◆ Exercise description:
Any pictures in the records below should be skipped; write out everything else exactly.

* * * * *

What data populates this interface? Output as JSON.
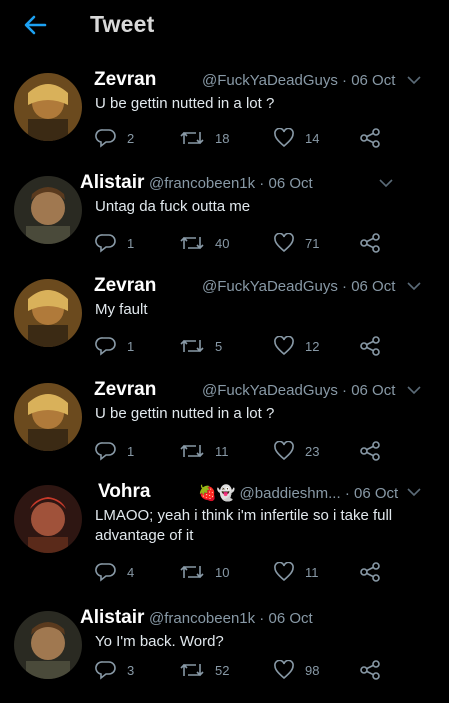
{
  "header": {
    "title": "Tweet"
  },
  "colors": {
    "accent": "#1da1f2",
    "background": "#000000",
    "muted": "#8899a6"
  },
  "tweets": [
    {
      "name": "Zevran",
      "handle": "@FuckYaDeadGuys",
      "date": "06 Oct",
      "text": "U be gettin nutted in a lot ?",
      "replies": "2",
      "retweets": "18",
      "likes": "14",
      "avatar": "zevran-avatar"
    },
    {
      "name": "Alistair",
      "handle": "@francobeen1k",
      "date": "06 Oct",
      "text": "Untag da fuck outta me",
      "replies": "1",
      "retweets": "40",
      "likes": "71",
      "avatar": "alistair-avatar"
    },
    {
      "name": "Zevran",
      "handle": "@FuckYaDeadGuys",
      "date": "06 Oct",
      "text": "My fault",
      "replies": "1",
      "retweets": "5",
      "likes": "12",
      "avatar": "zevran-avatar"
    },
    {
      "name": "Zevran",
      "handle": "@FuckYaDeadGuys",
      "date": "06 Oct",
      "text": "U be gettin nutted in a lot ?",
      "replies": "1",
      "retweets": "11",
      "likes": "23",
      "avatar": "zevran-avatar"
    },
    {
      "name": "Vohra",
      "emojis": "🍓👻",
      "handle": "@baddieshm...",
      "date": "06 Oct",
      "text": "LMAOO; yeah i think i'm infertile so i take full advantage of it",
      "replies": "4",
      "retweets": "10",
      "likes": "11",
      "avatar": "vohra-avatar"
    },
    {
      "name": "Alistair",
      "handle": "@francobeen1k",
      "date": "06 Oct",
      "text": "Yo I'm back. Word?",
      "replies": "3",
      "retweets": "52",
      "likes": "98",
      "avatar": "alistair-avatar"
    }
  ]
}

* * * * *

◆ Right answer:
What data populates this interface? Output as JSON.
{
  "header": {
    "title": "Tweet"
  },
  "colors": {
    "accent": "#1da1f2",
    "background": "#000000",
    "muted": "#8899a6"
  },
  "tweets": [
    {
      "name": "Zevran",
      "handle": "@FuckYaDeadGuys",
      "date": "06 Oct",
      "text": "U be gettin nutted in a lot ?",
      "replies": "2",
      "retweets": "18",
      "likes": "14",
      "avatar": "zevran-avatar"
    },
    {
      "name": "Alistair",
      "handle": "@francobeen1k",
      "date": "06 Oct",
      "text": "Untag da fuck outta me",
      "replies": "1",
      "retweets": "40",
      "likes": "71",
      "avatar": "alistair-avatar"
    },
    {
      "name": "Zevran",
      "handle": "@FuckYaDeadGuys",
      "date": "06 Oct",
      "text": "My fault",
      "replies": "1",
      "retweets": "5",
      "likes": "12",
      "avatar": "zevran-avatar"
    },
    {
      "name": "Zevran",
      "handle": "@FuckYaDeadGuys",
      "date": "06 Oct",
      "text": "U be gettin nutted in a lot ?",
      "replies": "1",
      "retweets": "11",
      "likes": "23",
      "avatar": "zevran-avatar"
    },
    {
      "name": "Vohra",
      "emojis": "🍓👻",
      "handle": "@baddieshm...",
      "date": "06 Oct",
      "text": "LMAOO; yeah i think i'm infertile so i take full advantage of it",
      "replies": "4",
      "retweets": "10",
      "likes": "11",
      "avatar": "vohra-avatar"
    },
    {
      "name": "Alistair",
      "handle": "@francobeen1k",
      "date": "06 Oct",
      "text": "Yo I'm back. Word?",
      "replies": "3",
      "retweets": "52",
      "likes": "98",
      "avatar": "alistair-avatar"
    }
  ]
}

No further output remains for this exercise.